## What the exercise asks
Assemble all lines in which the string "Налаштуйте" appears.

Recorded data:
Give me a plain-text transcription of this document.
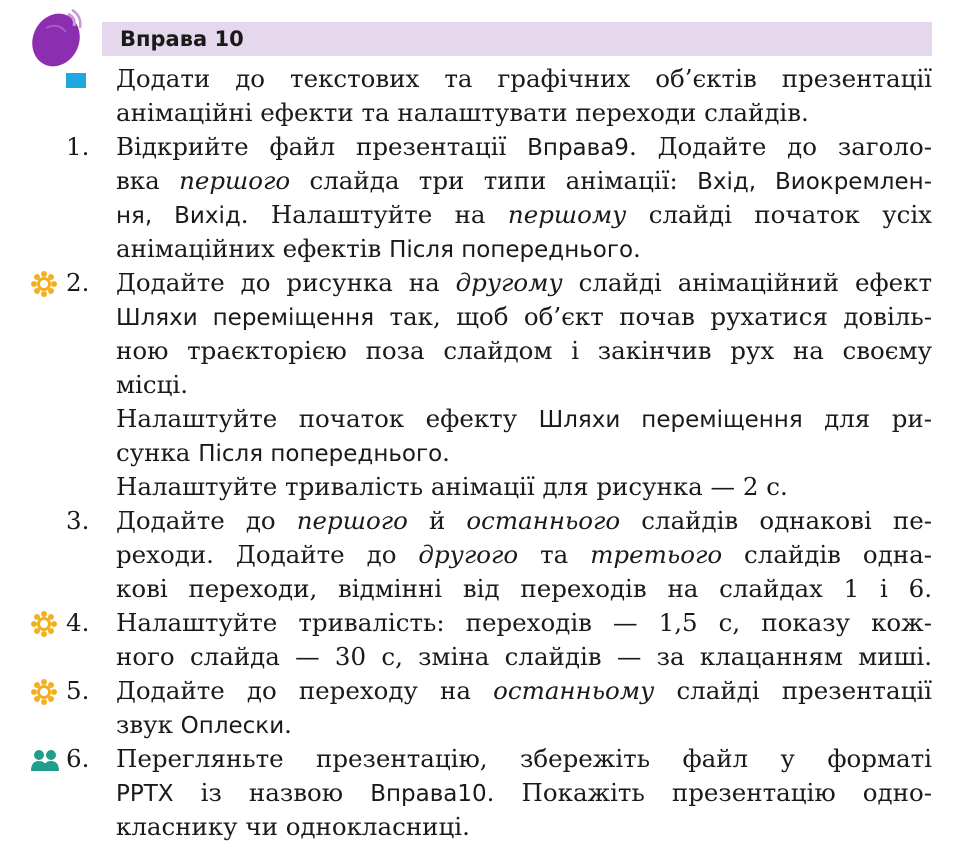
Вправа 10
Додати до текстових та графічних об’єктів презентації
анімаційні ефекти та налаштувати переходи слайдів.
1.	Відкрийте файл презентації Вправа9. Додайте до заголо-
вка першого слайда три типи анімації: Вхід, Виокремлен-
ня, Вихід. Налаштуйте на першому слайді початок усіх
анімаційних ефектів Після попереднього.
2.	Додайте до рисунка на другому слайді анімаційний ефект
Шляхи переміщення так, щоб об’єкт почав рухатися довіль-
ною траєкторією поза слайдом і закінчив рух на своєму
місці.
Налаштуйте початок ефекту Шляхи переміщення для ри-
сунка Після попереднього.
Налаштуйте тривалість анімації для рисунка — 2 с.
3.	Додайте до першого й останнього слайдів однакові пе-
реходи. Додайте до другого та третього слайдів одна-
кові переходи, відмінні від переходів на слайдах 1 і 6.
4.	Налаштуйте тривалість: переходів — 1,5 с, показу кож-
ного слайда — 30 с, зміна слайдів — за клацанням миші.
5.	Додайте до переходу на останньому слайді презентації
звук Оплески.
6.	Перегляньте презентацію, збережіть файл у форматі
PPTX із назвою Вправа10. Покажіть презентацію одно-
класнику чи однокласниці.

...

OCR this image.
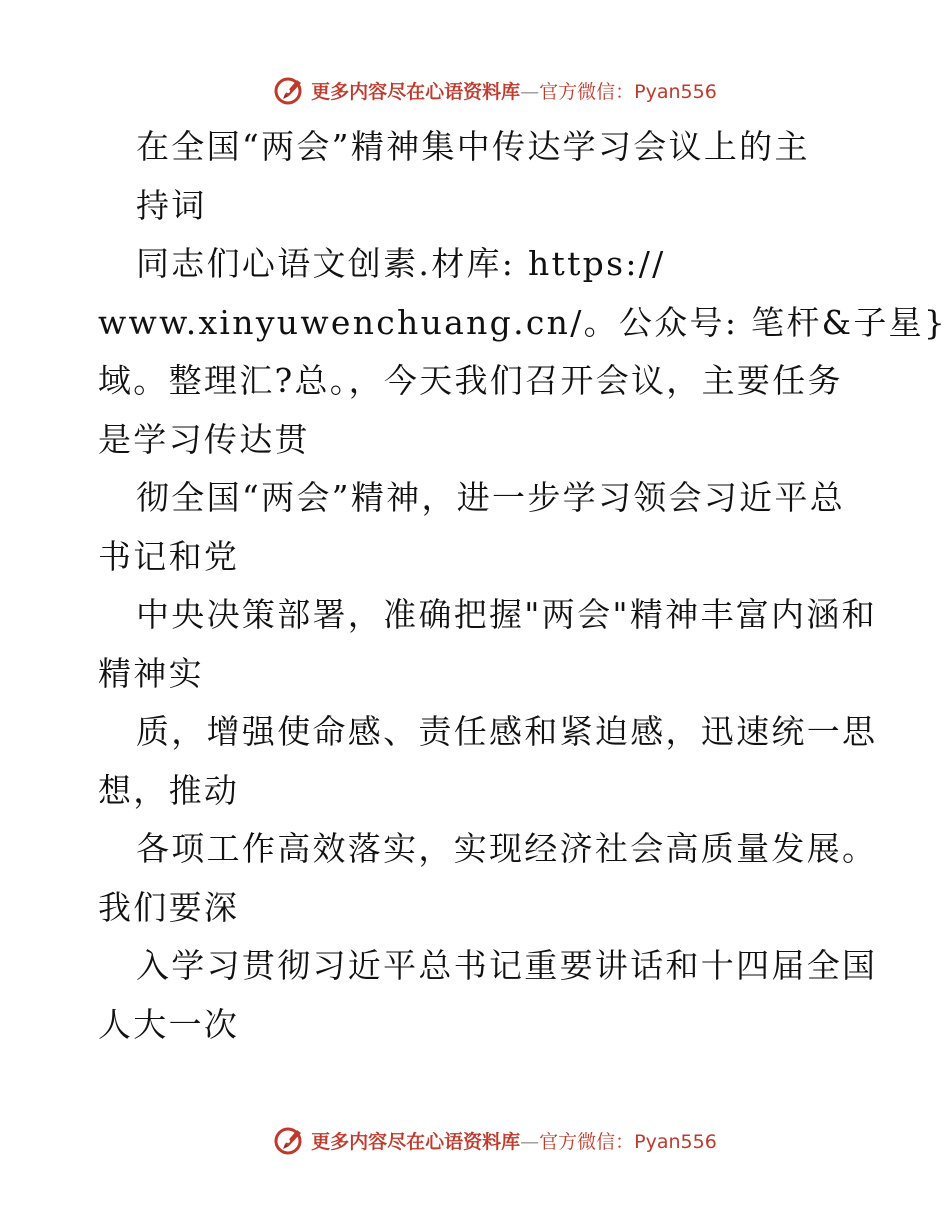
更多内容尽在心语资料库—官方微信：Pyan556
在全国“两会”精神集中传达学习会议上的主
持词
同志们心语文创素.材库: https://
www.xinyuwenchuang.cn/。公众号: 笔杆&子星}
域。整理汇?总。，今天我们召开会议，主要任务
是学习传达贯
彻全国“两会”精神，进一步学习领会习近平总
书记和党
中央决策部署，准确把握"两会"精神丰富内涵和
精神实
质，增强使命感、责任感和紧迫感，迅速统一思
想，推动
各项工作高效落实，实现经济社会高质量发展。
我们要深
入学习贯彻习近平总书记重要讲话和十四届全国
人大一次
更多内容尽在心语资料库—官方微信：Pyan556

## Solved problem
ня, Вихід. Налаштуйте на першому слайді початок усіх
Налаштуйте початок ефекту Шляхи переміщення для ри-
Налаштуйте тривалість анімації для рисунка — 2 с.
4.	Налаштуйте тривалість: переходів — 1,5 с, показу кож-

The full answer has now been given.